— start —
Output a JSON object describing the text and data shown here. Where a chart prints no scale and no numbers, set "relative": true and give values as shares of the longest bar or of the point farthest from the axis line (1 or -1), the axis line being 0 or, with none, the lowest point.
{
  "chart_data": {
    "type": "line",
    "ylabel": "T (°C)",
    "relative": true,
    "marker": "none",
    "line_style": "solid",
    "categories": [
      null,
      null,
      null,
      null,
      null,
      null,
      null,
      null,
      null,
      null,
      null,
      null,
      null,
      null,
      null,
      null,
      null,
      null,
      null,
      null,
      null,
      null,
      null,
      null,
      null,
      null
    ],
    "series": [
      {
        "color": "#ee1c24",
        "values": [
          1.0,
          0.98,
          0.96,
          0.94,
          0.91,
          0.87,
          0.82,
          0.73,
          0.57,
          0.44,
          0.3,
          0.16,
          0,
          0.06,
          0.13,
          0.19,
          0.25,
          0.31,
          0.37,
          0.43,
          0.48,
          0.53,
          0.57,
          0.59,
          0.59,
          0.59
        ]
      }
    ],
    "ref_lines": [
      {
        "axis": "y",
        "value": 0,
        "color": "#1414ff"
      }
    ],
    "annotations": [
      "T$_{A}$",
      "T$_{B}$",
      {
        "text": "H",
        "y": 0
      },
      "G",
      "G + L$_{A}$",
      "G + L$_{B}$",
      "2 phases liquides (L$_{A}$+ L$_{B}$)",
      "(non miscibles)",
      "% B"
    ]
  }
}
— end —
**Do this**: Retype the entries one by one, exactly.

**Exercise response**:
Output a JSON object describing the text and data shown here. Where a chart prints no scale and no numbers, set "relative": true and give values as shares of the longest bar or of the point farthest from the axis line (1 or -1), the axis line being 0 or, with none, the lowest point.
{
  "chart_data": {
    "type": "line",
    "ylabel": "T (°C)",
    "relative": true,
    "marker": "none",
    "line_style": "solid",
    "categories": [
      null,
      null,
      null,
      null,
      null,
      null,
      null,
      null,
      null,
      null,
      null,
      null,
      null,
      null,
      null,
      null,
      null,
      null,
      null,
      null,
      null,
      null,
      null,
      null,
      null,
      null
    ],
    "series": [
      {
        "color": "#ee1c24",
        "values": [
          1.0,
          0.98,
          0.96,
          0.94,
          0.91,
          0.87,
          0.82,
          0.73,
          0.57,
          0.44,
          0.3,
          0.16,
          0,
          0.06,
          0.13,
          0.19,
          0.25,
          0.31,
          0.37,
          0.43,
          0.48,
          0.53,
          0.57,
          0.59,
          0.59,
          0.59
        ]
      }
    ],
    "ref_lines": [
      {
        "axis": "y",
        "value": 0,
        "color": "#1414ff"
      }
    ],
    "annotations": [
      "T$_{A}$",
      "T$_{B}$",
      {
        "text": "H",
        "y": 0
      },
      "G",
      "G + L$_{A}$",
      "G + L$_{B}$",
      "2 phases liquides (L$_{A}$+ L$_{B}$)",
      "(non miscibles)",
      "% B"
    ]
  }
}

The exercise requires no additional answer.